WRITTEN INSTRUCTION:
In the entries below, find the lines that contain the word "into" and copy them.

INPUT MATERIAL:
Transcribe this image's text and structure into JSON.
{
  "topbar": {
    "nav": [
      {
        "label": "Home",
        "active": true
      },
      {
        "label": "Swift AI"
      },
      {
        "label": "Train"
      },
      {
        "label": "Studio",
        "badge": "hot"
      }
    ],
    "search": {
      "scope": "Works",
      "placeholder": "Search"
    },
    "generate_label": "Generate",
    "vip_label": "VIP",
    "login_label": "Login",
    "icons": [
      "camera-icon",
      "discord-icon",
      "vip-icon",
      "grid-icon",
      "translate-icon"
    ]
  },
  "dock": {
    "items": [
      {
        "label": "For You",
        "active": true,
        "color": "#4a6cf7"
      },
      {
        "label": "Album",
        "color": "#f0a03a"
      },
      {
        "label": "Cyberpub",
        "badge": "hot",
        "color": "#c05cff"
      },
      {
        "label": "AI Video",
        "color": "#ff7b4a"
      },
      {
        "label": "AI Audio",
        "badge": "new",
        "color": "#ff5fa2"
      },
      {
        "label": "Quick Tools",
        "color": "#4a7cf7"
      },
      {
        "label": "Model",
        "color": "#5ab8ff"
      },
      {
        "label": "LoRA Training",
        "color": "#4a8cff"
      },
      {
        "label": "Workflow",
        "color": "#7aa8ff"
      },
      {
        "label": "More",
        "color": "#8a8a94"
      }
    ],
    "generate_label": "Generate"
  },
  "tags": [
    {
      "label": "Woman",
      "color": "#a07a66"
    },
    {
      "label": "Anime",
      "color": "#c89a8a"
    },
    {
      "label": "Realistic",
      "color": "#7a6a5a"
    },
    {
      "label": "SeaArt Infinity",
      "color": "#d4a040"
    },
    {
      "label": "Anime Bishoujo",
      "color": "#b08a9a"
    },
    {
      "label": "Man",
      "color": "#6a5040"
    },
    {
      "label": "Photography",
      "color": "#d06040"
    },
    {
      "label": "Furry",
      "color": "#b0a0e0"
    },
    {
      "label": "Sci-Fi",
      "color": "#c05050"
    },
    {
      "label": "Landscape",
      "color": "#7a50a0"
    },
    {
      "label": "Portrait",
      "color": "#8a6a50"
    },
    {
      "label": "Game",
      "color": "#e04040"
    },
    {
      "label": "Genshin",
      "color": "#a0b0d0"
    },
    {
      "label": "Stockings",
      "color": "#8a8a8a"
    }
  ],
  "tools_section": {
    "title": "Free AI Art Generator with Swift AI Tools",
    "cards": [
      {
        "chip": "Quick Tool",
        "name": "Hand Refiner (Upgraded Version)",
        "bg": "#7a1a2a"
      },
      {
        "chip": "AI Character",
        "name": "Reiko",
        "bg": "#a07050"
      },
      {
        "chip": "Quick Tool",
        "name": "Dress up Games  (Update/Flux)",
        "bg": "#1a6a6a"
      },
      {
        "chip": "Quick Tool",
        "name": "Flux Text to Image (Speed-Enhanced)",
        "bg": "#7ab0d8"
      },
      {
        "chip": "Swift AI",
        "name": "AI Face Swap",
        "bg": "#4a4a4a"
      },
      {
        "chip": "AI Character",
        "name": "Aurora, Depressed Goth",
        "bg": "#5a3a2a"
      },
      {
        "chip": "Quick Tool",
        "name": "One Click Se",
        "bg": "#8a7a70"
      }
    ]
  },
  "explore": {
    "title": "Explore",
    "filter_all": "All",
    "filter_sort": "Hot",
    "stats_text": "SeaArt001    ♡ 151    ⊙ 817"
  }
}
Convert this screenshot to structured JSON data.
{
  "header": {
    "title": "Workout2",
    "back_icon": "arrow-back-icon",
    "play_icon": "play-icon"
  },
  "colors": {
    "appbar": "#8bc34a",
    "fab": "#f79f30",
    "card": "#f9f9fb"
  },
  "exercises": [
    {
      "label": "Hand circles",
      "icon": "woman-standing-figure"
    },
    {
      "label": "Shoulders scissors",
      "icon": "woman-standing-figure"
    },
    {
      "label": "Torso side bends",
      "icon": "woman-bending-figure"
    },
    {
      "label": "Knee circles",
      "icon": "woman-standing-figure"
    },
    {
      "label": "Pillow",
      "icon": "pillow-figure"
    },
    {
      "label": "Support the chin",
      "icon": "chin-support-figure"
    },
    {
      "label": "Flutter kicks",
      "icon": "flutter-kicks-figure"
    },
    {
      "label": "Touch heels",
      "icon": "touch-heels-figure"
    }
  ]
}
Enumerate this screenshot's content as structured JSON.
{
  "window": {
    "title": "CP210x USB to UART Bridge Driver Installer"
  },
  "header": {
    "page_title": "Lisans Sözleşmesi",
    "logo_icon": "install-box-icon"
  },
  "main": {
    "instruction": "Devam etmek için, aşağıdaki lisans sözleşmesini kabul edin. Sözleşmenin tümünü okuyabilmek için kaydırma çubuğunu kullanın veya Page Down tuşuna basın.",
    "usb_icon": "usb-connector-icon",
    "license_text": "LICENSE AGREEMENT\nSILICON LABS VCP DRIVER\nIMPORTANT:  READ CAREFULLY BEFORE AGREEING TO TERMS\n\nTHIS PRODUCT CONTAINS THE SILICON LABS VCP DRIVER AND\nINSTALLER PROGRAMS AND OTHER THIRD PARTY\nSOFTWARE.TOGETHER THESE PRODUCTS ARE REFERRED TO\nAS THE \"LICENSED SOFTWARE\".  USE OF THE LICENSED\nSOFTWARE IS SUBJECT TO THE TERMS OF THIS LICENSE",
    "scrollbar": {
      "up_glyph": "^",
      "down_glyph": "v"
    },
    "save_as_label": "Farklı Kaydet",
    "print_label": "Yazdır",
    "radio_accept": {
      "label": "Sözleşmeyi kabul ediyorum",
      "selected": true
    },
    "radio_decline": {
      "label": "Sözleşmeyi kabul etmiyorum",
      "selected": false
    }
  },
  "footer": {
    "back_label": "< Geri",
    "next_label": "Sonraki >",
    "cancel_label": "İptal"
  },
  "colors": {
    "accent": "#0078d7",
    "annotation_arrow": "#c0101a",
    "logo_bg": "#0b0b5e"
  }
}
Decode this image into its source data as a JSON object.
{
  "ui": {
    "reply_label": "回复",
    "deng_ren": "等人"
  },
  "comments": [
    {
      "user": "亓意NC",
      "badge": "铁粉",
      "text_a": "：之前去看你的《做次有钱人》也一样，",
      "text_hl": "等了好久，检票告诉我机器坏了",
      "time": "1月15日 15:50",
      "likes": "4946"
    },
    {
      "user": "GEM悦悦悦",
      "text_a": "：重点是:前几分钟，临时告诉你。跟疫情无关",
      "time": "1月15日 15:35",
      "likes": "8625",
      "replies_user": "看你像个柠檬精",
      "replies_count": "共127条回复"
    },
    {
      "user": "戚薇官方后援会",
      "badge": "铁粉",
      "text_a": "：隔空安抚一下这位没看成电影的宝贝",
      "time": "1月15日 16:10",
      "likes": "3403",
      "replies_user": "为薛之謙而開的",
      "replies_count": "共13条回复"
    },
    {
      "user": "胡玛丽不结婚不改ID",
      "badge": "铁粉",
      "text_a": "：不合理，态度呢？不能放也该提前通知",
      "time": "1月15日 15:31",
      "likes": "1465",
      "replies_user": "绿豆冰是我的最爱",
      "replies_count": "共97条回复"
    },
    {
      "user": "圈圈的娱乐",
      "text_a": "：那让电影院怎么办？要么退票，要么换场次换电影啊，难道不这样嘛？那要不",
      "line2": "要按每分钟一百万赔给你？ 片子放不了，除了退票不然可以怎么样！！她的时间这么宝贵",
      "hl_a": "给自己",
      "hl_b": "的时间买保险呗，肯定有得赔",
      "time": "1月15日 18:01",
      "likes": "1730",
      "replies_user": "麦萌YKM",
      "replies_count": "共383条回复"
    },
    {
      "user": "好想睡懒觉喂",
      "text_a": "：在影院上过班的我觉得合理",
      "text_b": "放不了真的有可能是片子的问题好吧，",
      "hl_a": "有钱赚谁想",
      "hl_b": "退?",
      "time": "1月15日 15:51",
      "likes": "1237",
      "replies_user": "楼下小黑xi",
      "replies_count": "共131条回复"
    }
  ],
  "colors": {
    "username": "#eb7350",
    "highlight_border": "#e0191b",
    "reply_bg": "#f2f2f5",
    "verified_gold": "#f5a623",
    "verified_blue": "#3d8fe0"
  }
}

SOLUTION FOR THIS TASK:
Transcribe this image's text and structure into JSON.
Decode this image into its source data as a JSON object.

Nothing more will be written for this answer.